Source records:
══════════

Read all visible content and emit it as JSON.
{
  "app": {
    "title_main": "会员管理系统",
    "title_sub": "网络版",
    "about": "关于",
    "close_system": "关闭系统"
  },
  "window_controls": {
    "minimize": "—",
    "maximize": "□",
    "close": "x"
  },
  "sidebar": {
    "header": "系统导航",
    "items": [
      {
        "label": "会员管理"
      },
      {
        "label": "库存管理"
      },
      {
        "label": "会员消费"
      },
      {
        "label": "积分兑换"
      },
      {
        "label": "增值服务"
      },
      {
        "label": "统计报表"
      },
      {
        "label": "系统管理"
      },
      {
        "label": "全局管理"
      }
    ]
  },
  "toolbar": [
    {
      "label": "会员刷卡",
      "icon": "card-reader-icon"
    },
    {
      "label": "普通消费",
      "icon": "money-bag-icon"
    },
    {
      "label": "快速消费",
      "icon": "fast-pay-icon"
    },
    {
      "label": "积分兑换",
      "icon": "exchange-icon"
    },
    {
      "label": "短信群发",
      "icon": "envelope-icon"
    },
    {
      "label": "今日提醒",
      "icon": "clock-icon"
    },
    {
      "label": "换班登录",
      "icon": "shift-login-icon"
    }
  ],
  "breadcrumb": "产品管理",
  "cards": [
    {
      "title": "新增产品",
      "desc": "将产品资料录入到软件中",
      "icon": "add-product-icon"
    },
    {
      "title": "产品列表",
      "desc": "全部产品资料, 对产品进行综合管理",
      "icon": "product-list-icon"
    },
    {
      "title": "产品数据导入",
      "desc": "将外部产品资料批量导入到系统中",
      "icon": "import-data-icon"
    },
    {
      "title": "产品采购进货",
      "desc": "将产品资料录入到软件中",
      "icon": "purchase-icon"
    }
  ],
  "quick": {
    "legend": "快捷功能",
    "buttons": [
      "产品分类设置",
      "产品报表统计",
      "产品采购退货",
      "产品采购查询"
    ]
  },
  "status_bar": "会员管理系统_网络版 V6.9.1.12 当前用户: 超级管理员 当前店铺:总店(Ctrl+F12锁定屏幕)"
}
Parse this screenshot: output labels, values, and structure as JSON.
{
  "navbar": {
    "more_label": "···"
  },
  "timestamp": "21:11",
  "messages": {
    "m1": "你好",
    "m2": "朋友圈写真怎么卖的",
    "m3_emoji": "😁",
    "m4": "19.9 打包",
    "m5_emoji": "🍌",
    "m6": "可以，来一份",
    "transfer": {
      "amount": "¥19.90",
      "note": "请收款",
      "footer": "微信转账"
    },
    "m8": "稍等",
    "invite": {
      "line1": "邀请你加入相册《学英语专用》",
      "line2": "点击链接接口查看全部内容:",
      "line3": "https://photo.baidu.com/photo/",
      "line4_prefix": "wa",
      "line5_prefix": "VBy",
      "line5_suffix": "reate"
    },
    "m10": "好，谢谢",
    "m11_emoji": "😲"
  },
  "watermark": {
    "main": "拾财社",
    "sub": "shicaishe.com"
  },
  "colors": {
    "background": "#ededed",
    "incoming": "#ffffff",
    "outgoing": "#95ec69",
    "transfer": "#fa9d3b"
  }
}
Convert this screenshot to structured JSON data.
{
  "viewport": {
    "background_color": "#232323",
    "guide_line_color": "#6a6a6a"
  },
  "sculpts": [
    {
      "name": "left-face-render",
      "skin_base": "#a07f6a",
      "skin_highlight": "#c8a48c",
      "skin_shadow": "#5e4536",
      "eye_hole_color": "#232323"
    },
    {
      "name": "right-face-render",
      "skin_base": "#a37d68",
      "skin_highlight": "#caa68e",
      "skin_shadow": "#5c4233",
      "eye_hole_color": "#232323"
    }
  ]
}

══════════

WRITTEN REQUEST: Transcribe the entire listing above precisely.

EXERCISE SOLUTION:
Read all visible content and emit it as JSON.
{
  "app": {
    "title_main": "会员管理系统",
    "title_sub": "网络版",
    "about": "关于",
    "close_system": "关闭系统"
  },
  "window_controls": {
    "minimize": "—",
    "maximize": "□",
    "close": "x"
  },
  "sidebar": {
    "header": "系统导航",
    "items": [
      {
        "label": "会员管理"
      },
      {
        "label": "库存管理"
      },
      {
        "label": "会员消费"
      },
      {
        "label": "积分兑换"
      },
      {
        "label": "增值服务"
      },
      {
        "label": "统计报表"
      },
      {
        "label": "系统管理"
      },
      {
        "label": "全局管理"
      }
    ]
  },
  "toolbar": [
    {
      "label": "会员刷卡",
      "icon": "card-reader-icon"
    },
    {
      "label": "普通消费",
      "icon": "money-bag-icon"
    },
    {
      "label": "快速消费",
      "icon": "fast-pay-icon"
    },
    {
      "label": "积分兑换",
      "icon": "exchange-icon"
    },
    {
      "label": "短信群发",
      "icon": "envelope-icon"
    },
    {
      "label": "今日提醒",
      "icon": "clock-icon"
    },
    {
      "label": "换班登录",
      "icon": "shift-login-icon"
    }
  ],
  "breadcrumb": "产品管理",
  "cards": [
    {
      "title": "新增产品",
      "desc": "将产品资料录入到软件中",
      "icon": "add-product-icon"
    },
    {
      "title": "产品列表",
      "desc": "全部产品资料, 对产品进行综合管理",
      "icon": "product-list-icon"
    },
    {
      "title": "产品数据导入",
      "desc": "将外部产品资料批量导入到系统中",
      "icon": "import-data-icon"
    },
    {
      "title": "产品采购进货",
      "desc": "将产品资料录入到软件中",
      "icon": "purchase-icon"
    }
  ],
  "quick": {
    "legend": "快捷功能",
    "buttons": [
      "产品分类设置",
      "产品报表统计",
      "产品采购退货",
      "产品采购查询"
    ]
  },
  "status_bar": "会员管理系统_网络版 V6.9.1.12 当前用户: 超级管理员 当前店铺:总店(Ctrl+F12锁定屏幕)"
}
Parse this screenshot: output labels, values, and structure as JSON.
{
  "navbar": {
    "more_label": "···"
  },
  "timestamp": "21:11",
  "messages": {
    "m1": "你好",
    "m2": "朋友圈写真怎么卖的",
    "m3_emoji": "😁",
    "m4": "19.9 打包",
    "m5_emoji": "🍌",
    "m6": "可以，来一份",
    "transfer": {
      "amount": "¥19.90",
      "note": "请收款",
      "footer": "微信转账"
    },
    "m8": "稍等",
    "invite": {
      "line1": "邀请你加入相册《学英语专用》",
      "line2": "点击链接接口查看全部内容:",
      "line3": "https://photo.baidu.com/photo/",
      "line4_prefix": "wa",
      "line5_prefix": "VBy",
      "line5_suffix": "reate"
    },
    "m10": "好，谢谢",
    "m11_emoji": "😲"
  },
  "watermark": {
    "main": "拾财社",
    "sub": "shicaishe.com"
  },
  "colors": {
    "background": "#ededed",
    "incoming": "#ffffff",
    "outgoing": "#95ec69",
    "transfer": "#fa9d3b"
  }
}
Convert this screenshot to structured JSON data.
{
  "viewport": {
    "background_color": "#232323",
    "guide_line_color": "#6a6a6a"
  },
  "sculpts": [
    {
      "name": "left-face-render",
      "skin_base": "#a07f6a",
      "skin_highlight": "#c8a48c",
      "skin_shadow": "#5e4536",
      "eye_hole_color": "#232323"
    },
    {
      "name": "right-face-render",
      "skin_base": "#a37d68",
      "skin_highlight": "#caa68e",
      "skin_shadow": "#5c4233",
      "eye_hole_color": "#232323"
    }
  ]
}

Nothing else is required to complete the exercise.